◆ OBJECTIVE ◆
Going through the material below, please gather all lines with the word "title" in them.

◆ RECORDS PROVIDED ◆
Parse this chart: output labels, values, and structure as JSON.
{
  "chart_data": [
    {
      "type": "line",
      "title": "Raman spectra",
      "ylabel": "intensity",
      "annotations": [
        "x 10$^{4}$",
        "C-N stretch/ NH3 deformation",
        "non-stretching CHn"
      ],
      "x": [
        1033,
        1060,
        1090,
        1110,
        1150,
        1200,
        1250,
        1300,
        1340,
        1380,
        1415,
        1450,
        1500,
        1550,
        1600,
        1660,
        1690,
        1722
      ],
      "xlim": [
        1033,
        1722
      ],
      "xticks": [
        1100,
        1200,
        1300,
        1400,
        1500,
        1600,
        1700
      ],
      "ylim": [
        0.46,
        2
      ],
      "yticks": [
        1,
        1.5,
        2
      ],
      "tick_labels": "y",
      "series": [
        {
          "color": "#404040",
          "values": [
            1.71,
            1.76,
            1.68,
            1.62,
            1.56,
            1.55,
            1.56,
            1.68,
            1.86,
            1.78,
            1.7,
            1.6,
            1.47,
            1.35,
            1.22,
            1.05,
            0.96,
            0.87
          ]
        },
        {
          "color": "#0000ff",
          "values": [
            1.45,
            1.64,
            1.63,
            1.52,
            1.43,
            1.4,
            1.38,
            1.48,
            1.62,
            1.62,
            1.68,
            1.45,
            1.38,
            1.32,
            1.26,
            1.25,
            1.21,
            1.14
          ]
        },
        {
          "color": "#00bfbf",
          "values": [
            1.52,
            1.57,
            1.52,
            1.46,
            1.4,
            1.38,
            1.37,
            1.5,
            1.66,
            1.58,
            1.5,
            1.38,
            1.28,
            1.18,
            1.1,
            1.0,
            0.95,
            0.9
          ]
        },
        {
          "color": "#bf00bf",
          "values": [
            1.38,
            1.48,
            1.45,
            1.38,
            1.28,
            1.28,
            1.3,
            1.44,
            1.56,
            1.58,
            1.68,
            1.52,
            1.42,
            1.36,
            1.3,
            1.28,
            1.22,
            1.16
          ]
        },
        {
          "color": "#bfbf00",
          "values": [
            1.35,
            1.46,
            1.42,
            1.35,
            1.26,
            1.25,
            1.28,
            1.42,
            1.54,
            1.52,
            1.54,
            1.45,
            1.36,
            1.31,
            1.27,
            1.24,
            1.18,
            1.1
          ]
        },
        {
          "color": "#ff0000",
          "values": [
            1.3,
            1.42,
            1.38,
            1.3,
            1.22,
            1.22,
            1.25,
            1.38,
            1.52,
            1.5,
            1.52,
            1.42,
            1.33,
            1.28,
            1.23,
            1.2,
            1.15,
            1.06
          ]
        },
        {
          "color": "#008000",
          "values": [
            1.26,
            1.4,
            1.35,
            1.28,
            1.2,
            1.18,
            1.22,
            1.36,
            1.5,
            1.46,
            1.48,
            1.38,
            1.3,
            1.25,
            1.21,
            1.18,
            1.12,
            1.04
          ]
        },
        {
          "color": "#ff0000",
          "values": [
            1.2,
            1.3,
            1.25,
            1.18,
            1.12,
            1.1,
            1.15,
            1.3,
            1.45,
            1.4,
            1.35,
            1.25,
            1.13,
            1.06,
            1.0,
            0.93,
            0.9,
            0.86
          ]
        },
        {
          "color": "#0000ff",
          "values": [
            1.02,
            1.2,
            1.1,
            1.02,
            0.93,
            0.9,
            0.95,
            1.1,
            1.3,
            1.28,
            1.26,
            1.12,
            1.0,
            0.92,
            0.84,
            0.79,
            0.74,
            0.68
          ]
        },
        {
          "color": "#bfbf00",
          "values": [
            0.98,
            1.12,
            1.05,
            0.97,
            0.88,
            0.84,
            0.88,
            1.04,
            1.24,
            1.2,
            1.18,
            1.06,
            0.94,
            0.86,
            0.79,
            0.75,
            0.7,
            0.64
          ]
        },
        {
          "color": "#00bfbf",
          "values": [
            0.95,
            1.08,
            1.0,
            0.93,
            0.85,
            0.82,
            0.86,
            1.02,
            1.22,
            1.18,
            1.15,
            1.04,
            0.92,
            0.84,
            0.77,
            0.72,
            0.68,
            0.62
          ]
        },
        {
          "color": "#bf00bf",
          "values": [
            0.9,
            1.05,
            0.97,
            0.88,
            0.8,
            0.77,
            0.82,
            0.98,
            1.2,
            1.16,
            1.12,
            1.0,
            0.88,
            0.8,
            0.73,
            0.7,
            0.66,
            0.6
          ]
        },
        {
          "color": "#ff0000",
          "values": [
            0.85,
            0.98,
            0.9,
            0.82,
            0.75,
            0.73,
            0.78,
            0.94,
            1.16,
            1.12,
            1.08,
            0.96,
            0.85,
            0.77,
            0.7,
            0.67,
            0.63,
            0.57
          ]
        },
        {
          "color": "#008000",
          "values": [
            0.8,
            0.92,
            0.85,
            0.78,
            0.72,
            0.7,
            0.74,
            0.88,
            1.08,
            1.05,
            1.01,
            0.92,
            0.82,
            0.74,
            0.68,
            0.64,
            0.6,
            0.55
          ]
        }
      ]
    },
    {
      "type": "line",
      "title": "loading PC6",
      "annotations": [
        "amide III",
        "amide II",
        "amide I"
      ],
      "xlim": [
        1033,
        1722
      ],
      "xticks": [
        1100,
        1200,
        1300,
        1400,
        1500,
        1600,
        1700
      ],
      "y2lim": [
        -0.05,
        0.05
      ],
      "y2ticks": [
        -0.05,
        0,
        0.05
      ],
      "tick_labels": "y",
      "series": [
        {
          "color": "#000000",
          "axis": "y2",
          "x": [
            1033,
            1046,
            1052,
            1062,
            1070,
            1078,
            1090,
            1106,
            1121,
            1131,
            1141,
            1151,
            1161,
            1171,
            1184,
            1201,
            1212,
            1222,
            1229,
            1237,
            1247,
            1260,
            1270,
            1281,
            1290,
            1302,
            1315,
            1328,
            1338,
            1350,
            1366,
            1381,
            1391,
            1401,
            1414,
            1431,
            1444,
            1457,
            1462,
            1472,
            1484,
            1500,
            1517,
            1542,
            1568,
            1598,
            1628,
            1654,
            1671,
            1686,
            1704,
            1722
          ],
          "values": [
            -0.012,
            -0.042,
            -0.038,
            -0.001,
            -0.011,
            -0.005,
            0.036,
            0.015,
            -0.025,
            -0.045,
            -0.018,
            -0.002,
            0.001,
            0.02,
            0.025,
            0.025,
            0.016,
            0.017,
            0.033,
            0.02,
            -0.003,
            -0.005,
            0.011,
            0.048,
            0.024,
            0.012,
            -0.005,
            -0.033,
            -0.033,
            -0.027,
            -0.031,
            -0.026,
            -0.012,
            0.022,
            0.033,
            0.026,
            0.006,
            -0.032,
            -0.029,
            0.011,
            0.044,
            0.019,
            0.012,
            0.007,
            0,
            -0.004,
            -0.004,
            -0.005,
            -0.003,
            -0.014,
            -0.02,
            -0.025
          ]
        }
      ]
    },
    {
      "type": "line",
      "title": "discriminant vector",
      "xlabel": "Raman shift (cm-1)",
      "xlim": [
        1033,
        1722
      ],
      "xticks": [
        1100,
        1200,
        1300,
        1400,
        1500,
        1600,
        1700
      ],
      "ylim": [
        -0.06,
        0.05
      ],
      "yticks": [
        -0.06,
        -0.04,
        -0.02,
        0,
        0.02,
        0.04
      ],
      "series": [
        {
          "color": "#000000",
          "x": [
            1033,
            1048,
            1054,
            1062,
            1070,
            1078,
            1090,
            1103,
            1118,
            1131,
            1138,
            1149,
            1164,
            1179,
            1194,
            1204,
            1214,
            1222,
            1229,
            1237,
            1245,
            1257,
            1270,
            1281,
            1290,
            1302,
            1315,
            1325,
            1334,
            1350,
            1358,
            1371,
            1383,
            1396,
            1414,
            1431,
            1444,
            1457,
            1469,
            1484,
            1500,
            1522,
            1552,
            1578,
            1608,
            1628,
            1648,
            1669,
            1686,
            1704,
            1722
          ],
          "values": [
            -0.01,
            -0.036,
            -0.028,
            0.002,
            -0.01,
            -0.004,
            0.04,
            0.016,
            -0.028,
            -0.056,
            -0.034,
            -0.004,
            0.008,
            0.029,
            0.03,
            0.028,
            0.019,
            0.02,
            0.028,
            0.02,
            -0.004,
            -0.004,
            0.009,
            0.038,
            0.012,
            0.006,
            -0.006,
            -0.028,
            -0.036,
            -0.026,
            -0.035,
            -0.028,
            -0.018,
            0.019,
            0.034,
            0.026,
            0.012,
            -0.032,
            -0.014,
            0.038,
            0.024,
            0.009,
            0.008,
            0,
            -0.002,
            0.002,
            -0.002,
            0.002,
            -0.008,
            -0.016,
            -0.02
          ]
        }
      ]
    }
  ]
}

◆ ANSWER TO THE PROBLEM ◆
      "title": "Raman spectra",
      "title": "loading PC6",
      "title": "discriminant vector",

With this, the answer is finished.